TASK DIRECTIONS → Gather up the lines with the word "least" in them.
§ §
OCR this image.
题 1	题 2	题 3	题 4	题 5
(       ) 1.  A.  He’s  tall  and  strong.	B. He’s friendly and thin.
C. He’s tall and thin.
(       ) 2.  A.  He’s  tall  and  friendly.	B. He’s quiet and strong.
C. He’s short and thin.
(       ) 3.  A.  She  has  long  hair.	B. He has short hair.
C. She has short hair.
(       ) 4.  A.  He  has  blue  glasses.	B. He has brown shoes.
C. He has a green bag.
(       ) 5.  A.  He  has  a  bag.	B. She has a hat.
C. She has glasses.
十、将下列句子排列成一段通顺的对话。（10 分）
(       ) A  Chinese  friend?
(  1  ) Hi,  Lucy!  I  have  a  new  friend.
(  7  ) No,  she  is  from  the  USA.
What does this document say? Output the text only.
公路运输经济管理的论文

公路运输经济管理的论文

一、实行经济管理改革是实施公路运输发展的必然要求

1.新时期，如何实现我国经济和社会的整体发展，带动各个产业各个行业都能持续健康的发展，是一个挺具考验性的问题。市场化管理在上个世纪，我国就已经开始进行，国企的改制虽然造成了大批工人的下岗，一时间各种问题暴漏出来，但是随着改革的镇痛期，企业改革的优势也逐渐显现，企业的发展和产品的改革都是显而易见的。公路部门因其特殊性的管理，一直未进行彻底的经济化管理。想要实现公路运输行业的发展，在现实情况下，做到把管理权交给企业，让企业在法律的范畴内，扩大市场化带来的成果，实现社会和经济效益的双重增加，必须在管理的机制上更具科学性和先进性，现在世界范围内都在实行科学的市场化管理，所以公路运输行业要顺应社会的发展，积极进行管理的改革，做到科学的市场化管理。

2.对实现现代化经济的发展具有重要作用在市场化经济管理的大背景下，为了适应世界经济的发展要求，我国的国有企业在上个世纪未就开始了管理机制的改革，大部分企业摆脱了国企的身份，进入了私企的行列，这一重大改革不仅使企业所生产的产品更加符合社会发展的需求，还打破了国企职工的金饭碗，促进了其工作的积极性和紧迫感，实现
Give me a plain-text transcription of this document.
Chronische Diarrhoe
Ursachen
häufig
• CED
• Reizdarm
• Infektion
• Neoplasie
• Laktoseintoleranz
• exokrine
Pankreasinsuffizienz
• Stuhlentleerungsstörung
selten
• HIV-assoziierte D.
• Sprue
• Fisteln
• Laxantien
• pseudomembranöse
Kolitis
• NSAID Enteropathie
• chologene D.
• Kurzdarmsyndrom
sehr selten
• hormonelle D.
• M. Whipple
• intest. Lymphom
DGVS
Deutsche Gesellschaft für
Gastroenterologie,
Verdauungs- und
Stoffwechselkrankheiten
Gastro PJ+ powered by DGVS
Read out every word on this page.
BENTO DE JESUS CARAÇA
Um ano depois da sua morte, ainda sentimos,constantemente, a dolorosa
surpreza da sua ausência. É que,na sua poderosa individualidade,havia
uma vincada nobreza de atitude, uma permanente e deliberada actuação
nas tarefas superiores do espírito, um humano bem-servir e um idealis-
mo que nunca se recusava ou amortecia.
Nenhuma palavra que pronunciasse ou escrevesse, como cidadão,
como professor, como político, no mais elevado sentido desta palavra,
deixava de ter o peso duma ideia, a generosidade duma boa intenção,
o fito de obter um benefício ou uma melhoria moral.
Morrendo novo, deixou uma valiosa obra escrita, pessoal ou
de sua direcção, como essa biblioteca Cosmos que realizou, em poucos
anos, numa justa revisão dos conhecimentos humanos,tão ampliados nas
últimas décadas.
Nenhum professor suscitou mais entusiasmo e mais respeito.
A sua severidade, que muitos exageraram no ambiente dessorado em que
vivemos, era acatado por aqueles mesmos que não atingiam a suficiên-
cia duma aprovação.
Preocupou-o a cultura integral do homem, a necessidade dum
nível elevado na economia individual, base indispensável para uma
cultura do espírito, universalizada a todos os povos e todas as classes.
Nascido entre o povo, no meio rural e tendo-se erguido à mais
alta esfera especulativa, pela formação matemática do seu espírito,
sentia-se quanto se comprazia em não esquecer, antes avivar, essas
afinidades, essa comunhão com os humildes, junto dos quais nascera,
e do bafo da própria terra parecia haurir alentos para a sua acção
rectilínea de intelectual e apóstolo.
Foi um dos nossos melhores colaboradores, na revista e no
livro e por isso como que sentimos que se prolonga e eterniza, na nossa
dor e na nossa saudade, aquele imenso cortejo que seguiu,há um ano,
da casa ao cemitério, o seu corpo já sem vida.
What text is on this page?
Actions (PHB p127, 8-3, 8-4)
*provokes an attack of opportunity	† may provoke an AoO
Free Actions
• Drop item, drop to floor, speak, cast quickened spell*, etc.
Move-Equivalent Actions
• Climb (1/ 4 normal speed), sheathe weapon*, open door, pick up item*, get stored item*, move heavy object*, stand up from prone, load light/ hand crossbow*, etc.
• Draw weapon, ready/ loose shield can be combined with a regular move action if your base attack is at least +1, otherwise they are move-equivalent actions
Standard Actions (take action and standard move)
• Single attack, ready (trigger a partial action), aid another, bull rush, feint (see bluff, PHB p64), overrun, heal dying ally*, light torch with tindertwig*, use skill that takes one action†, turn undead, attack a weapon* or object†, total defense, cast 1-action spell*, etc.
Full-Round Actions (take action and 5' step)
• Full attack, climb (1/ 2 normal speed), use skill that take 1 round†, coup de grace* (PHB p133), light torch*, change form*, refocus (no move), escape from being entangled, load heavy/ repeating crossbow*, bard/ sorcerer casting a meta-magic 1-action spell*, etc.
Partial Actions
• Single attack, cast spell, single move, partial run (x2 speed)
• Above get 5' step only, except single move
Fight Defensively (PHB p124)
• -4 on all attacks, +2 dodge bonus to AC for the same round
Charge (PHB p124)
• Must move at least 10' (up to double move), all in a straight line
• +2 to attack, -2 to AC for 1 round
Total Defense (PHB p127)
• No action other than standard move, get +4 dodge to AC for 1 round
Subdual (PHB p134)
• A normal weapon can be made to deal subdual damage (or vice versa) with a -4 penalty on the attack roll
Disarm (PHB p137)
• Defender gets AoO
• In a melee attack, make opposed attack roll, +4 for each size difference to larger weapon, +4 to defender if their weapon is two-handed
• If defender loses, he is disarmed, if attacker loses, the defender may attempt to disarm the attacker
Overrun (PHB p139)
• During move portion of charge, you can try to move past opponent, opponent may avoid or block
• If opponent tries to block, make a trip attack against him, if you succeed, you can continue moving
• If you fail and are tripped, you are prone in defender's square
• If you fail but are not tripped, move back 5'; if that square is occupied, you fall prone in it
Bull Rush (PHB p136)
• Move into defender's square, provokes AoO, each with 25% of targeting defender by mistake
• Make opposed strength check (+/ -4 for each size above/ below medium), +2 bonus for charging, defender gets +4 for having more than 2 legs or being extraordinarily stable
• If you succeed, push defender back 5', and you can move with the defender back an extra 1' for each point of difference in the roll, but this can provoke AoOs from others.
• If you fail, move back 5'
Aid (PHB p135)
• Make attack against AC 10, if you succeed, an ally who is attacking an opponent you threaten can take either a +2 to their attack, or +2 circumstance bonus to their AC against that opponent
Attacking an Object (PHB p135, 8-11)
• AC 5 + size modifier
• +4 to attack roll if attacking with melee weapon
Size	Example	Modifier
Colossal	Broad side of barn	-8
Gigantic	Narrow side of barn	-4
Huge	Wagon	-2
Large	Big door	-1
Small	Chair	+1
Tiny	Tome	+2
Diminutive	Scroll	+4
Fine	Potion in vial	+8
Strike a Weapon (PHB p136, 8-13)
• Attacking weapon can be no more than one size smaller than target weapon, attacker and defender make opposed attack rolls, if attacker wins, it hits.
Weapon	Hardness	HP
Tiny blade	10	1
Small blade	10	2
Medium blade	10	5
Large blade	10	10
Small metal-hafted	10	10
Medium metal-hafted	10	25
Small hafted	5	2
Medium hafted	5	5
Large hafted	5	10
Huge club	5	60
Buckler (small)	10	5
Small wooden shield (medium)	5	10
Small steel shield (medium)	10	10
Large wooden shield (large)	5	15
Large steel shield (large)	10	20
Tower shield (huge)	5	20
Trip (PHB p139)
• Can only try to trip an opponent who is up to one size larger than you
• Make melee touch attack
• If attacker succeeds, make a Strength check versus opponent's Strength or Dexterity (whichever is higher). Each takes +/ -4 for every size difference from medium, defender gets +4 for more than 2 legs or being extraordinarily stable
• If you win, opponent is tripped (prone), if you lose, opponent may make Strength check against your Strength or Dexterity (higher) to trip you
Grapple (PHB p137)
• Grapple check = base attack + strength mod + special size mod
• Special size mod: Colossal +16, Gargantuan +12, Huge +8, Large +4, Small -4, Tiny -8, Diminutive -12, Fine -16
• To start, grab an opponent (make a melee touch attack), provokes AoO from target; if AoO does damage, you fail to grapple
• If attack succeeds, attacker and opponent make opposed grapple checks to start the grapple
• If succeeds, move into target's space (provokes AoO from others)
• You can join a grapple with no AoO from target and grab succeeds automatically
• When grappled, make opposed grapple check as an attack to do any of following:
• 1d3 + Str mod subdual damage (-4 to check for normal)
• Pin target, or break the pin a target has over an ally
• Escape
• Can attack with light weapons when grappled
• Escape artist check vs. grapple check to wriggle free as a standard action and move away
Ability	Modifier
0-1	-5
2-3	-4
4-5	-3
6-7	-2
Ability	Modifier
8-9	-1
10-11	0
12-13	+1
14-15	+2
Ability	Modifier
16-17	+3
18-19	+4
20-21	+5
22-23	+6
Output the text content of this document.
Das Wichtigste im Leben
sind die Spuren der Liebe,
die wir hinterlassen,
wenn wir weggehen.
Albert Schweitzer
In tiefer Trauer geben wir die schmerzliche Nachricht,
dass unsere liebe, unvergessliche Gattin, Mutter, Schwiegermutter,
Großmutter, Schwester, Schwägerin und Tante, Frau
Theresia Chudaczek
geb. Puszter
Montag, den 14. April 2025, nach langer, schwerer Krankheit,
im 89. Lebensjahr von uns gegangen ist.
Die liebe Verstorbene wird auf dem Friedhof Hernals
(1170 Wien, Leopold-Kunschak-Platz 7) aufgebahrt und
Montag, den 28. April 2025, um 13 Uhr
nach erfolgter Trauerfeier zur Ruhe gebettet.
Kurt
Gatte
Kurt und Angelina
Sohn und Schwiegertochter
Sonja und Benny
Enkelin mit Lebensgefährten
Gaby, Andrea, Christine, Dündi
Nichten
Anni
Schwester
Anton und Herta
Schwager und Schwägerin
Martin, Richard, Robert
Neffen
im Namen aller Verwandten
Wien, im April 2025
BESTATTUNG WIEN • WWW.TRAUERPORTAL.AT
§ §
WRITTEN ANSWER →
• Draw weapon, ready/ loose shield can be combined with a regular move action if your base attack is at least +1, otherwise they are move-equivalent actions
• Must move at least 10' (up to double move), all in a straight line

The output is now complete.